## KUTIPAN TEKS

"""

Berkat teknologi yang dikembangkannya, Irhamto kini berhasil membebaskan ribuan Kepala Keluarga (KK) di 13 desa di Banjarnegara dari kekurangan air bersih. Sukses membuat kincir tak membuat Irhamto berpuas diri. Kini ia tengah menyiapkan teknologi lagi di bidang energi yang siap diterapkan di masyarakat. 

“Meski saya petani, saya punya jaringan teman-teman doktor di Institut Teknologi Bandung (ITB) dan Universitas Diponegoro. Ada doktor yang heran, karena menurut teori keilmuan mereka tidak mungkin diterapkan, namun setelah saya otak atik bisa berhasil dan mematahkan teori itu,” katanya.

Ubah perilaku masyarakat

Penerapan teknologi kincir air di masyarakat bukan hanya membebaskan mereka dari masalah kekurangan air. Pemanfaatan teknologi ini, menurut Irhamto, terbukti ampuh mengubah perilaku masyarakat terhadap alam, khususnya sungai. 

Pasalnya, penerapan teknologi ini menuntut keterlibatan masyarakat dalam pemeliharaannya. Warga harus bisa menjaga debit sungai agar tetap stabil untuk memutar turbin. Mereka harus memastikan aliran ke saluran yang terhubung ke kincir lancar. Karena itu, sungai harus bebas dari sampah yang berpotensi menyumbat aliran.  

Warga juga harus memastikan sumber mata air tetap terjaga. Karena itu, mereka termotivasi untuk melakukan penghijauan di sekitar mata air untuk menjaga kelestarian sumber. 

“Kincir air ini pintu masuk untuk mengubah perilaku masyarakat agar menghargai dan mencintai anugerah alam,” katanya.

Melalui teknologi kincirnya ini, Irhamto sempat meraih penghargaan juara pertama dalam ajang Anugerah Kreasi dan Inovasi Masyarakat (Krenova) Banjarnegara pada 2013.

Pada 2014, ia memperoleh penghargaan juara 1 Krenova tingkat Provinsi Jawa Tengah. Pada 2017 ini, Irhamto juga menerima penghargaan Kalpataru dari Gubernur Provinsi Jawa Tengah Ganjar Pranowo kategori Pembina Lingkungan Hidup atas dedikasinya di bidang lingkungan hidup.

"""

## DATA HASIL EKSTRAKSI
"""

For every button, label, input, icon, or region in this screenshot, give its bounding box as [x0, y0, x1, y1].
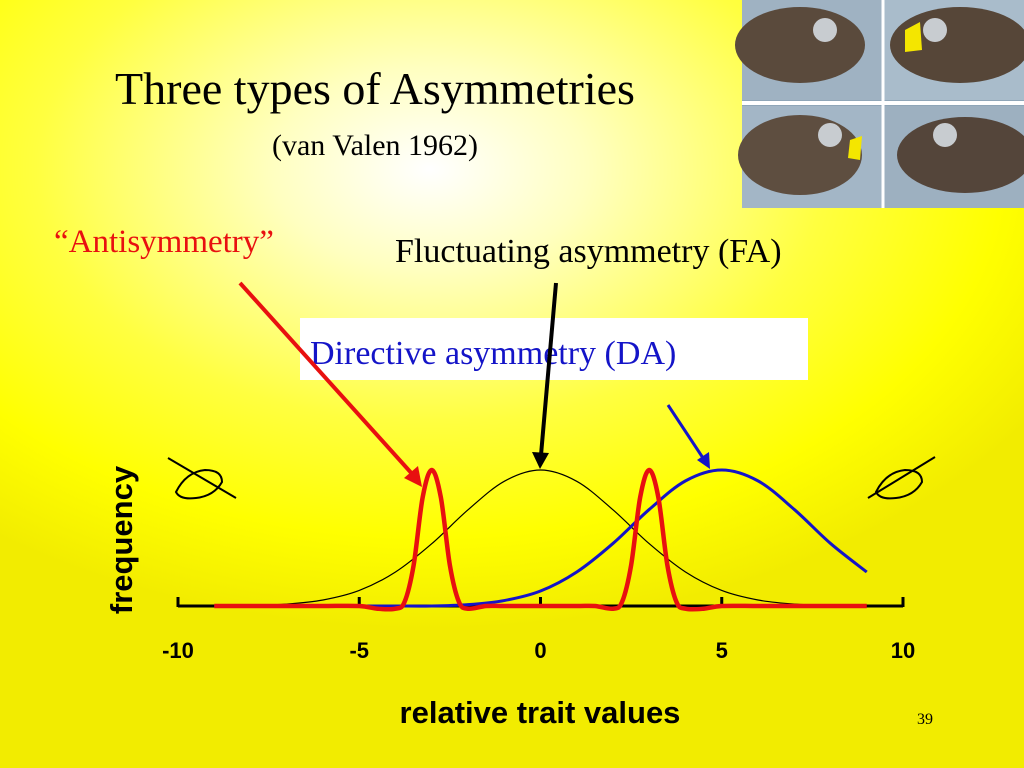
x-axis-label: relative trait values — [400, 695, 681, 730]
series-line — [177, 469, 904, 607]
x-tick-label: 5 — [716, 638, 728, 663]
x-tick-label: -5 — [349, 638, 369, 663]
title: Three types of Asymmetries — [115, 63, 635, 114]
series-line — [214, 467, 867, 612]
subtitle: (van Valen 1962) — [272, 129, 478, 162]
antisymmetry-label: “Antisymmetry” — [54, 224, 274, 260]
hand-icon — [867, 456, 936, 500]
y-axis-label: frequency — [104, 465, 139, 614]
x-tick-label: 10 — [891, 638, 915, 663]
x-tick-label: -10 — [162, 638, 194, 663]
x-tick-label: 0 — [534, 638, 546, 663]
hand-icon — [167, 457, 237, 500]
arrows — [238, 281, 710, 487]
series-line — [214, 468, 868, 608]
fa-label: Fluctuating asymmetry (FA) — [395, 233, 782, 270]
da-label: Directive asymmetry (DA) — [310, 335, 676, 372]
fish-photo — [735, 0, 1024, 208]
page-number: 39 — [917, 711, 933, 728]
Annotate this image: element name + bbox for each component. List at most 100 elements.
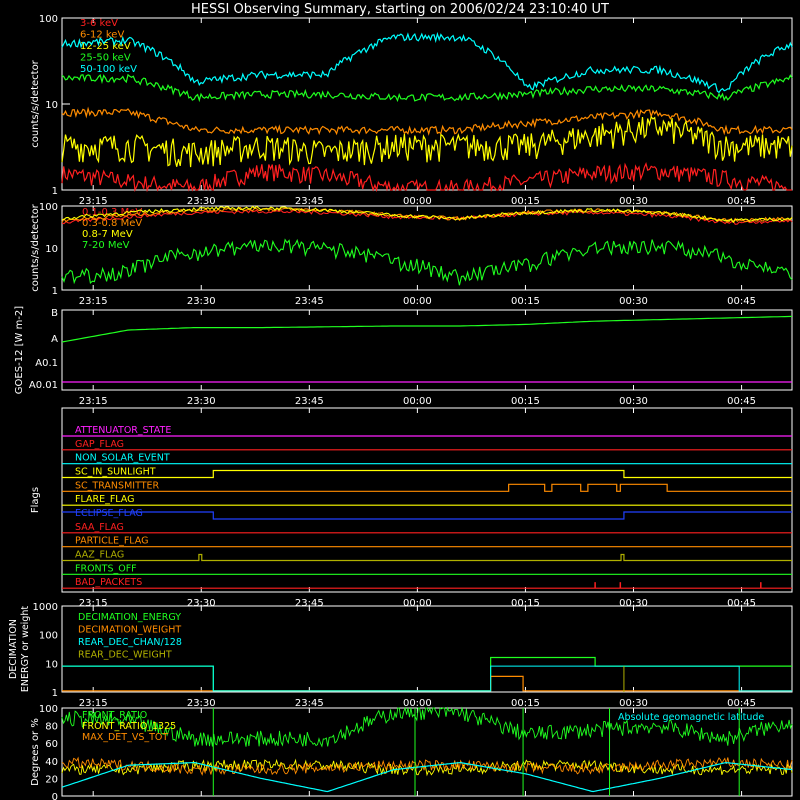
x-tick-label: 00:15	[511, 598, 540, 609]
x-tick-label: 00:00	[403, 396, 432, 407]
x-tick-label: 23:15	[79, 396, 108, 407]
x-tick-label: 00:30	[619, 396, 648, 407]
x-tick-label: 00:00	[403, 196, 432, 207]
y-axis-label: DECIMATION	[8, 619, 19, 679]
flag-label: AAZ_FLAG	[75, 550, 124, 561]
legend-entry: FRONT_RATIO	[82, 710, 147, 721]
x-tick-label: 00:30	[619, 196, 648, 207]
legend-entry: FRONT_RATIO_1325	[82, 721, 176, 732]
y-tick-label: 10	[45, 244, 58, 255]
legend-entry: 25-50 keV	[80, 53, 131, 64]
y-tick-label: 100	[39, 631, 58, 642]
x-tick-label: 00:45	[727, 698, 756, 709]
x-tick-label: 23:45	[295, 296, 324, 307]
series-line-2	[62, 205, 793, 224]
legend-entry: 0.1-0.3 MeV	[82, 207, 142, 218]
x-tick-label: 00:00	[403, 296, 432, 307]
legend-entry: REAR_DEC_WEIGHT	[78, 650, 172, 661]
series-line-3	[61, 73, 793, 103]
flag-label: GAP_FLAG	[75, 439, 124, 450]
x-tick-label: 23:15	[79, 196, 108, 207]
series-line-1	[61, 106, 793, 136]
x-tick-label: 00:30	[619, 598, 648, 609]
x-tick-label: 23:45	[295, 698, 324, 709]
flag-label: SAA_FLAG	[75, 522, 124, 533]
count-rate-panel: counts/s/detector 1 10 100 23:15 23:30 23:45 00…	[30, 14, 793, 207]
series-line-2	[61, 115, 793, 168]
y-tick-label: 100	[39, 704, 58, 715]
flag-line	[62, 469, 792, 479]
x-tick-label: 23:30	[187, 196, 216, 207]
y-tick-label: A	[51, 334, 58, 345]
flag-label: FRONTS_OFF	[75, 563, 137, 574]
legend-entry: MAX_DET_VS_TOT	[82, 732, 168, 743]
y-tick-label: 80	[45, 722, 58, 733]
legend-entry: REAR_DEC_CHAN/128	[78, 637, 182, 648]
plot-frame	[61, 205, 793, 291]
x-tick-label: 00:00	[403, 698, 432, 709]
series-line-2	[61, 756, 793, 776]
flag-line	[62, 511, 792, 520]
flag-label: FLARE_FLAG	[75, 494, 135, 505]
y-tick-label: 1	[52, 286, 58, 297]
y-tick-label: 60	[45, 739, 58, 750]
y-axis-label: GOES-12 [W m-2]	[14, 306, 25, 394]
x-tick-label: 23:45	[295, 396, 324, 407]
x-tick-label: 23:30	[187, 396, 216, 407]
series-line-4	[61, 31, 793, 94]
annotation-label: Absolute geomagnetic latitude	[618, 712, 764, 723]
figure-title: HESSI Observing Summary, starting on 200…	[191, 2, 609, 17]
legend-entry: DECIMATION_ENERGY	[78, 612, 181, 623]
ratio-panel: Degrees or % 0 20 40 60 80 100 FRONT_RATIOFRONT…	[30, 704, 793, 800]
series-line-3	[61, 238, 793, 286]
y-tick-label: 1	[52, 186, 58, 197]
flag-label: BAD_PACKETS	[75, 577, 142, 588]
flag-label: ECLIPSE_FLAG	[75, 508, 143, 519]
flag-label: SC_IN_SUNLIGHT	[75, 467, 156, 478]
y-tick-label: 10	[45, 100, 58, 111]
y-axis-label: counts/s/detector	[30, 59, 41, 147]
y-tick-label: 10	[45, 659, 58, 670]
x-tick-label: 23:45	[295, 196, 324, 207]
x-tick-label: 23:30	[187, 296, 216, 307]
y-axis-label: counts/s/detector	[30, 203, 41, 291]
x-tick-label: 23:45	[295, 598, 324, 609]
x-tick-label: 00:30	[619, 698, 648, 709]
y-tick-label: 0	[52, 792, 58, 800]
goes-panel: GOES-12 [W m-2] A0.01 A0.1 A B 23:15 23:30 23:4…	[14, 306, 793, 407]
y-tick-label: A0.1	[35, 358, 58, 369]
plot-frame	[61, 407, 793, 593]
x-tick-label: 00:30	[619, 296, 648, 307]
y-tick-label: B	[51, 308, 58, 319]
flag-line	[62, 553, 792, 562]
series-line-2	[62, 665, 792, 692]
x-tick-label: 00:15	[511, 396, 540, 407]
flag-label: SC_TRANSMITTER	[75, 480, 160, 491]
plot-frame	[61, 309, 793, 391]
series-line-1	[61, 207, 793, 224]
legend-entry: DECIMATION_WEIGHT	[78, 625, 181, 636]
x-tick-label: 23:15	[79, 296, 108, 307]
x-tick-label: 00:45	[727, 598, 756, 609]
x-tick-label: 23:30	[187, 698, 216, 709]
series-line-0	[61, 315, 793, 343]
x-tick-label: 00:00	[403, 598, 432, 609]
series-line-0	[61, 162, 792, 193]
flag-label: ATTENUATOR_STATE	[75, 425, 171, 436]
series-line-0	[61, 706, 793, 748]
legend-entry: 0.3-0.8 MeV	[82, 218, 142, 229]
y-axis-label: Flags	[30, 487, 41, 513]
high-energy-panel: counts/s/detector 1 10 100 23:15 23:30 23:45 00…	[30, 202, 793, 307]
x-tick-label: 00:15	[511, 698, 540, 709]
y-tick-label: 1	[52, 688, 58, 699]
y-axis-label: ENERGY or weight	[20, 606, 31, 692]
x-tick-label: 00:15	[511, 196, 540, 207]
y-tick-label: 1000	[33, 602, 58, 613]
x-tick-label: 23:30	[187, 598, 216, 609]
series-line-3	[61, 761, 793, 793]
y-tick-label: 40	[45, 757, 58, 768]
flag-label: PARTICLE_FLAG	[75, 536, 148, 547]
x-tick-label: 23:15	[79, 698, 108, 709]
legend-entry: 3-6 keV	[80, 18, 118, 29]
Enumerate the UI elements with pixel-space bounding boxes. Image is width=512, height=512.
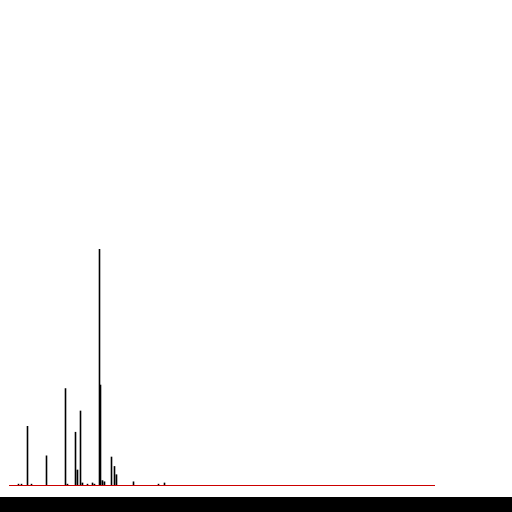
bars-layer bbox=[17, 249, 166, 485]
bottom-strip bbox=[0, 497, 512, 512]
spectrum-bar-chart bbox=[9, 249, 435, 486]
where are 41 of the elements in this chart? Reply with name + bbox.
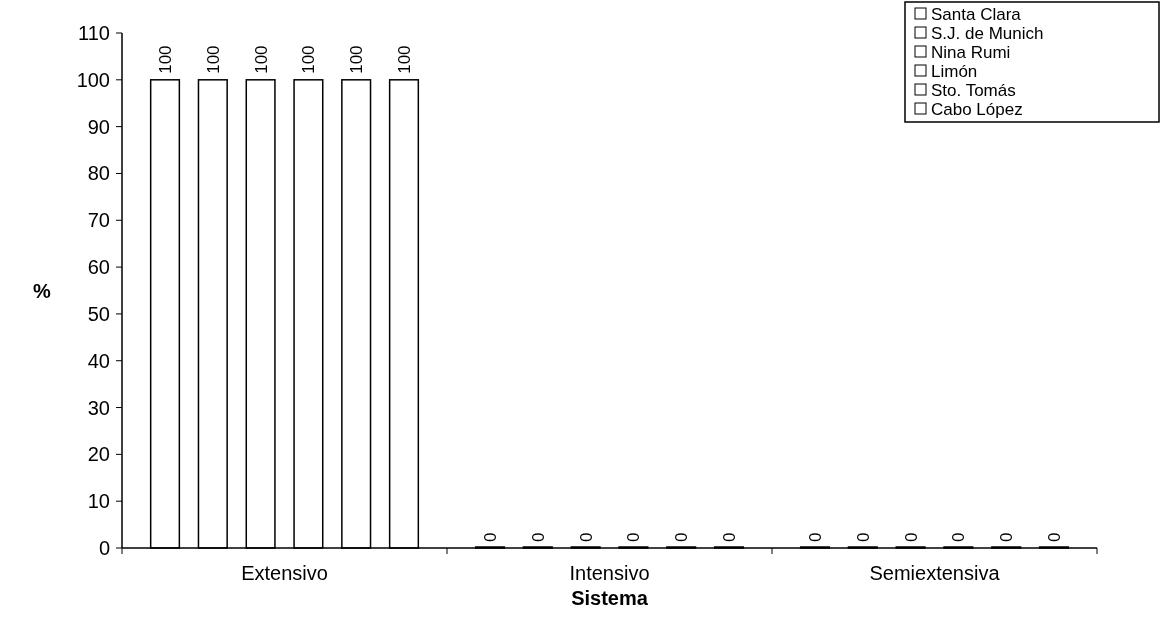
x-tick-label: Intensivo <box>569 562 650 584</box>
legend-label: Nina Rumi <box>931 42 1011 62</box>
data-label: 0 <box>672 532 692 542</box>
legend-label: Santa Clara <box>931 4 1022 24</box>
data-label: 100 <box>203 45 223 74</box>
legend-label: Limón <box>931 61 978 81</box>
data-label: 0 <box>997 532 1017 542</box>
x-tick-label: Extensivo <box>241 562 328 584</box>
y-tick-label: 90 <box>87 115 110 138</box>
data-label: 100 <box>347 45 367 74</box>
data-label: 0 <box>949 532 969 542</box>
data-label: 100 <box>251 45 271 74</box>
y-tick-label: 80 <box>87 162 110 185</box>
x-tick-label: Semiextensiva <box>869 562 1001 584</box>
data-label: 0 <box>853 532 873 542</box>
y-tick-label: 40 <box>87 349 110 372</box>
y-tick-label: 50 <box>87 302 110 325</box>
y-tick-label: 60 <box>87 256 110 279</box>
data-label: 0 <box>805 532 825 542</box>
y-tick-label: 70 <box>87 209 110 232</box>
data-label: 0 <box>480 532 500 542</box>
legend-label: S.J. de Munich <box>931 23 1044 43</box>
data-label: 100 <box>299 45 319 74</box>
data-label: 0 <box>528 532 548 542</box>
data-label: 0 <box>624 532 644 542</box>
data-label: 100 <box>155 45 175 74</box>
legend-label: Sto. Tomás <box>931 80 1016 100</box>
data-label: 0 <box>576 532 596 542</box>
y-tick-label: 20 <box>87 443 110 466</box>
data-label: 0 <box>901 532 921 542</box>
data-label: 100 <box>394 45 414 74</box>
y-tick-label: 110 <box>78 22 110 44</box>
y-tick-label: 0 <box>98 537 110 559</box>
data-label: 0 <box>719 532 739 542</box>
legend-label: Cabo López <box>931 99 1023 119</box>
y-tick-label: 30 <box>87 396 110 419</box>
x-axis-title: Sistema <box>571 587 649 609</box>
y-axis-title: % <box>33 279 52 302</box>
y-tick-label: 100 <box>76 68 110 91</box>
y-tick-label: 10 <box>87 490 110 513</box>
data-label: 0 <box>1044 532 1064 542</box>
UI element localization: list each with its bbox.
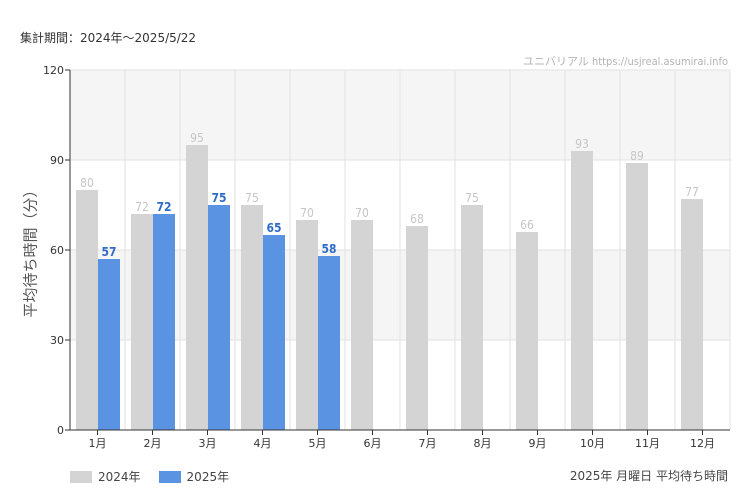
bar-2024年-9月: [516, 232, 538, 430]
x-tick-label: 5月: [309, 437, 327, 450]
data-label: 93: [575, 137, 589, 151]
bar-2025年-5月: [318, 256, 340, 430]
legend-label-2024: 2024年: [98, 470, 141, 484]
x-tick-label: 7月: [419, 437, 437, 450]
x-tick-label: 2月: [144, 437, 162, 450]
data-label: 66: [520, 218, 534, 232]
bar-2024年-7月: [406, 226, 428, 430]
data-label: 70: [300, 206, 314, 220]
data-label: 75: [245, 191, 259, 205]
data-label: 95: [190, 131, 204, 145]
bar-2025年-1月: [98, 259, 120, 430]
site-watermark: ユニバリアル https://usjreal.asumirai.info: [522, 55, 728, 68]
x-tick-label: 4月: [254, 437, 272, 450]
data-label: 65: [266, 221, 281, 235]
legend-item-2025[interactable]: 2025年: [158, 468, 230, 485]
chart-legend: 2024年 2025年: [70, 468, 229, 485]
bar-2025年-2月: [153, 214, 175, 430]
data-label: 68: [410, 212, 424, 226]
data-label: 72: [135, 200, 149, 214]
chart-data-labels: 80 72 95 75 70 70 68 75 66 93 89 77 57 72 75 65 58: [80, 131, 699, 259]
x-tick-label: 12月: [690, 437, 715, 450]
y-tick-label: 60: [50, 244, 64, 257]
y-tick-label: 30: [50, 334, 64, 347]
y-tick-label: 90: [50, 154, 64, 167]
data-label: 77: [685, 185, 699, 199]
legend-swatch-2024: [70, 470, 92, 483]
data-label: 72: [156, 200, 171, 214]
chart-axes: 0 30 60 90 120 1月 2月 3月 4月 5月 6月 7月 8月 9月 10月 11月 12月: [43, 64, 730, 450]
data-label: 75: [465, 191, 479, 205]
chart-bars: [76, 145, 703, 430]
data-label: 70: [355, 206, 369, 220]
y-tick-label: 0: [57, 424, 64, 437]
data-label: 57: [101, 245, 116, 259]
data-label: 75: [211, 191, 226, 205]
bar-2024年-1月: [76, 190, 98, 430]
x-tick-label: 6月: [364, 437, 382, 450]
x-tick-label: 8月: [474, 437, 492, 450]
bar-2025年-3月: [208, 205, 230, 430]
data-label: 89: [630, 149, 644, 163]
x-tick-label: 9月: [529, 437, 547, 450]
bar-2024年-3月: [186, 145, 208, 430]
data-label: 80: [80, 176, 94, 190]
legend-swatch-2025: [158, 470, 181, 483]
x-tick-label: 11月: [635, 437, 660, 450]
legend-item-2024[interactable]: 2024年: [70, 468, 141, 485]
x-tick-label: 1月: [89, 437, 107, 450]
data-label: 58: [321, 242, 336, 256]
bar-2024年-8月: [461, 205, 483, 430]
bar-2024年-10月: [571, 151, 593, 430]
bar-2024年-6月: [351, 220, 373, 430]
y-tick-label: 120: [43, 64, 64, 77]
bar-2024年-2月: [131, 214, 153, 430]
bar-2024年-5月: [296, 220, 318, 430]
x-tick-label: 10月: [580, 437, 605, 450]
bar-2025年-4月: [263, 235, 285, 430]
bar-2024年-4月: [241, 205, 263, 430]
bar-2024年-11月: [626, 163, 648, 430]
chart-footnote: 2025年 月曜日 平均待ち時間: [569, 469, 728, 483]
x-tick-label: 3月: [199, 437, 217, 450]
aggregation-period: 集計期間：2024年～2025/5/22: [20, 31, 197, 45]
legend-label-2025: 2025年: [186, 470, 230, 484]
bar-2024年-12月: [681, 199, 703, 430]
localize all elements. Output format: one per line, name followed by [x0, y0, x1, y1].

"""

## PERINTAH TUGAS
Ambillah bagian teks tentang kincir air Irhamto di atas, antara "Pasalnya, penerapan teknologi" dan "Banjarnegara pada 2013.", termasuk kedua batas itu. Salin tanpa mengubah satu kata pun.

## JAWABAN LATIHAN
Pasalnya, penerapan teknologi ini menuntut keterlibatan masyarakat dalam pemeliharaannya. Warga harus bisa menjaga debit sungai agar tetap stabil untuk memutar turbin. Mereka harus memastikan aliran ke saluran yang terhubung ke kincir lancar. Karena itu, sungai harus bebas dari sampah yang berpotensi menyumbat aliran.  

Warga juga harus memastikan sumber mata air tetap terjaga. Karena itu, mereka termotivasi untuk melakukan penghijauan di sekitar mata air untuk menjaga kelestarian sumber. 

“Kincir air ini pintu masuk untuk mengubah perilaku masyarakat agar menghargai dan mencintai anugerah alam,” katanya.

Melalui teknologi kincirnya ini, Irhamto sempat meraih penghargaan juara pertama dalam ajang Anugerah Kreasi dan Inovasi Masyarakat (Krenova) Banjarnegara pada 2013.